Written instruction => Wherever the word "годности" appears in a line, copy that line.

(Records from a data source)

+---+

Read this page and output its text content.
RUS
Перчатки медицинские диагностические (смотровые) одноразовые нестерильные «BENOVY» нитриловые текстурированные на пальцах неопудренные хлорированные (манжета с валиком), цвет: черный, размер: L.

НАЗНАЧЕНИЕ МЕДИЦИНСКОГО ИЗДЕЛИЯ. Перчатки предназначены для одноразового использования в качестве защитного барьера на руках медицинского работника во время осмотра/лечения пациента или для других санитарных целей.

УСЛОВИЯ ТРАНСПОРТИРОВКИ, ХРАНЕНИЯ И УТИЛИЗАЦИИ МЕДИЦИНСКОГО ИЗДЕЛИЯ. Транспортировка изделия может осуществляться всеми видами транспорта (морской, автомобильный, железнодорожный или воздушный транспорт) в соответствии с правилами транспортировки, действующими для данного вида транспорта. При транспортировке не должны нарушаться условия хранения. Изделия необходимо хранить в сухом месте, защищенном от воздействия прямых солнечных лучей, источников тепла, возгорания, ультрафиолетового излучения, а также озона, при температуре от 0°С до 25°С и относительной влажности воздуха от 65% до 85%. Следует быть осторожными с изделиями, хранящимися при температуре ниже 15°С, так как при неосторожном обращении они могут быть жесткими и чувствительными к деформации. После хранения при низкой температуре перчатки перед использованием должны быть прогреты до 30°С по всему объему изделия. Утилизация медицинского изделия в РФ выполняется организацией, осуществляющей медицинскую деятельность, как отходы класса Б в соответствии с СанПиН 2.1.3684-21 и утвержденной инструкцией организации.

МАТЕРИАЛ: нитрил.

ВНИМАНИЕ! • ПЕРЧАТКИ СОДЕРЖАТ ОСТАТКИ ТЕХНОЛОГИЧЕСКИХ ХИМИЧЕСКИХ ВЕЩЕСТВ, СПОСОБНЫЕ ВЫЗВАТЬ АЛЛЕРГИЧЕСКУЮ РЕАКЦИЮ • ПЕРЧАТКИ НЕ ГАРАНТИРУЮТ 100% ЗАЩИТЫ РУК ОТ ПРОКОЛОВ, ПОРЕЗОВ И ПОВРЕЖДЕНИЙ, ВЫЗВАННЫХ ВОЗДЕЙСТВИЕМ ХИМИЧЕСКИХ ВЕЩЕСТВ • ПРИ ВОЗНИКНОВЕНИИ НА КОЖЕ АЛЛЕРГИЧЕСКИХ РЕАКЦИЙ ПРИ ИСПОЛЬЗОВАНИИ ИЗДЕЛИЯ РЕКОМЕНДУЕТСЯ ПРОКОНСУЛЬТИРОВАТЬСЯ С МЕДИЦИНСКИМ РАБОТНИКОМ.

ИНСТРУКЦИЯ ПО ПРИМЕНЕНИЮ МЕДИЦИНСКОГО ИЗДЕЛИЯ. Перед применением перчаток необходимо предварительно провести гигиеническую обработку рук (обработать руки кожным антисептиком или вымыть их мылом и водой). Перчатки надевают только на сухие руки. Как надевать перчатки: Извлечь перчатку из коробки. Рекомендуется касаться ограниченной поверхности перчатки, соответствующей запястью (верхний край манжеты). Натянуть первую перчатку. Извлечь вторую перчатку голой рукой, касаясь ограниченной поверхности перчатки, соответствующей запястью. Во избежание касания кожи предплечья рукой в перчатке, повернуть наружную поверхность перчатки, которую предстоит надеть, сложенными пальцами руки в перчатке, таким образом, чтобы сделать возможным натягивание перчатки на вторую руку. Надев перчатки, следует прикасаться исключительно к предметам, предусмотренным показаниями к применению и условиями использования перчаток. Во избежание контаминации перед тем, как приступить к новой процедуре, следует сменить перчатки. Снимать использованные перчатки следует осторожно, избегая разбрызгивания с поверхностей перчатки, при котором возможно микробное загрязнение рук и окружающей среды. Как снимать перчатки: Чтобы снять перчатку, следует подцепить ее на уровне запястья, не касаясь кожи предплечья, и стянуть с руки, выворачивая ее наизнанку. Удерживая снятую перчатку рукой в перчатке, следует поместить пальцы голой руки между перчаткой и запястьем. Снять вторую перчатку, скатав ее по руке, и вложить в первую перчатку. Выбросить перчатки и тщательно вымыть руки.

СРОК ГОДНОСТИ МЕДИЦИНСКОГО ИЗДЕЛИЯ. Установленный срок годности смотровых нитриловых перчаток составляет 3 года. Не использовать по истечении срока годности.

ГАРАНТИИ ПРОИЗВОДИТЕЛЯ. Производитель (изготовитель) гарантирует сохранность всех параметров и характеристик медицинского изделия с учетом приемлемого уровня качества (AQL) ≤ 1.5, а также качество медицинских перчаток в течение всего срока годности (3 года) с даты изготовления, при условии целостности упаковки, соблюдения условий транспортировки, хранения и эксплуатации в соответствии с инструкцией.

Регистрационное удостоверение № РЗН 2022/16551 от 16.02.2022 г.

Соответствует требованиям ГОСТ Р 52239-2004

+---+

Finished exercise =>
СРОК ГОДНОСТИ МЕДИЦИНСКОГО ИЗДЕЛИЯ. Установленный срок годности смотровых нитриловых перчаток составляет 3 года. Не использовать по истечении срока годности.
ГАРАНТИИ ПРОИЗВОДИТЕЛЯ. Производитель (изготовитель) гарантирует сохранность всех параметров и характеристик медицинского изделия с учетом приемлемого уровня качества (AQL) ≤ 1.5, а также качество медицинских перчаток в течение всего срока годности (3 года) с даты изготовления, при условии целостности упаковки, соблюдения условий транспортировки, хранения и эксплуатации в соответствии с инструкцией.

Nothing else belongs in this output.